Directive:
Below are records; work out how many of their lines hold the string "Logs" and give that number alone.

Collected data
* * *

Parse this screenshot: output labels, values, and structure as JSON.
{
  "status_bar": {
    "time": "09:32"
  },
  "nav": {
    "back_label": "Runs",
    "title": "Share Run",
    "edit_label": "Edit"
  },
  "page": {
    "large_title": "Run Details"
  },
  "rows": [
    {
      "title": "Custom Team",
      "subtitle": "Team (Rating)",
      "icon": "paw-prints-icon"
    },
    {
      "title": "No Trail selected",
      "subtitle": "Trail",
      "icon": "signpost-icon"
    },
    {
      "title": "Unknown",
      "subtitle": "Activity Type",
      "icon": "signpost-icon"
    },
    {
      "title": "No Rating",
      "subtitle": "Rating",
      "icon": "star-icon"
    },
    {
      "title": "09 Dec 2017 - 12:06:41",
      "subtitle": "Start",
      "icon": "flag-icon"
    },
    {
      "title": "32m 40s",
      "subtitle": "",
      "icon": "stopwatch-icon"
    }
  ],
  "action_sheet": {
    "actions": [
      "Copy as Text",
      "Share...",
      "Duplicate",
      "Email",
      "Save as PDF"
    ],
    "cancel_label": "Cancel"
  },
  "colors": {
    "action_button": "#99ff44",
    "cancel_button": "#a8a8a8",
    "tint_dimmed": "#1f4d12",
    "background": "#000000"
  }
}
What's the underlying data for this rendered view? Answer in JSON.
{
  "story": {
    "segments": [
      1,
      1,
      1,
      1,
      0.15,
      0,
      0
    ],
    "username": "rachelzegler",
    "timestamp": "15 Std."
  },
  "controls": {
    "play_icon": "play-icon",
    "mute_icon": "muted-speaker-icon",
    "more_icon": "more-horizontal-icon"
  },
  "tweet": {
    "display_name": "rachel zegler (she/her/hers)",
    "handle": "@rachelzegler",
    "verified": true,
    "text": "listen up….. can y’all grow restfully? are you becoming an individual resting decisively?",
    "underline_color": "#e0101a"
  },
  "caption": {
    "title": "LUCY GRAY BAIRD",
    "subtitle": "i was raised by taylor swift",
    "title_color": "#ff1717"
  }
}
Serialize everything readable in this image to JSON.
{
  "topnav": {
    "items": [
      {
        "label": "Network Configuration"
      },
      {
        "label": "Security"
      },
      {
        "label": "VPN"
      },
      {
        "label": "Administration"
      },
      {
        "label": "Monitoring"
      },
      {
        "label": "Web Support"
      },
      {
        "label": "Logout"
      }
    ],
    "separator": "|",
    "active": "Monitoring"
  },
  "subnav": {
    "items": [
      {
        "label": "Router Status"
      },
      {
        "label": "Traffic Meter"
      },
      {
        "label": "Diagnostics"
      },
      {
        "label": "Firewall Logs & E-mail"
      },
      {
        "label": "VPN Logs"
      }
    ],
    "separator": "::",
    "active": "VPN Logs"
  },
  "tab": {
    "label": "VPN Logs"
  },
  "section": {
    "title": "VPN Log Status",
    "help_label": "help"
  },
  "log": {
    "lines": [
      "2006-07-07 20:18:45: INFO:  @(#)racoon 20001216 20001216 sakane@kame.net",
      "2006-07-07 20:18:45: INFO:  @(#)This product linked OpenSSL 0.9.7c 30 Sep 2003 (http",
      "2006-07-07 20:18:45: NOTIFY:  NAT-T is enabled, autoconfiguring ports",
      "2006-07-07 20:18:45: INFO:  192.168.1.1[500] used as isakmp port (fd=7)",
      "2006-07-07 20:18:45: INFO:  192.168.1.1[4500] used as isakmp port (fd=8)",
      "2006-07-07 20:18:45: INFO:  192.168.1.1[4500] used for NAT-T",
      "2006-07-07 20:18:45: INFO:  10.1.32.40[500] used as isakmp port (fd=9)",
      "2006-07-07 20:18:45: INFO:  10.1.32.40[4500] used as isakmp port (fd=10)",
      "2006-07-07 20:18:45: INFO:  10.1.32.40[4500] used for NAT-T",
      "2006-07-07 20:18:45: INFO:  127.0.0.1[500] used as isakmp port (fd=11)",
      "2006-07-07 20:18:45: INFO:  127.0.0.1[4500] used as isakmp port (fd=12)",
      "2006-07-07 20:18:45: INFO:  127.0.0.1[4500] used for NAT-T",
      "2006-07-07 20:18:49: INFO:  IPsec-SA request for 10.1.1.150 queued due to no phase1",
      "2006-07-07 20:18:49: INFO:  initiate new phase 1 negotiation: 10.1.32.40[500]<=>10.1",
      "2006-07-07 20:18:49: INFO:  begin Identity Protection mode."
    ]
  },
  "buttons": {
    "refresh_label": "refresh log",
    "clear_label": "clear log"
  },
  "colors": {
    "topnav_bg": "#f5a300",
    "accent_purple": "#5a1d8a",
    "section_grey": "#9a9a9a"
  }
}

* * *

Solution for this task:
4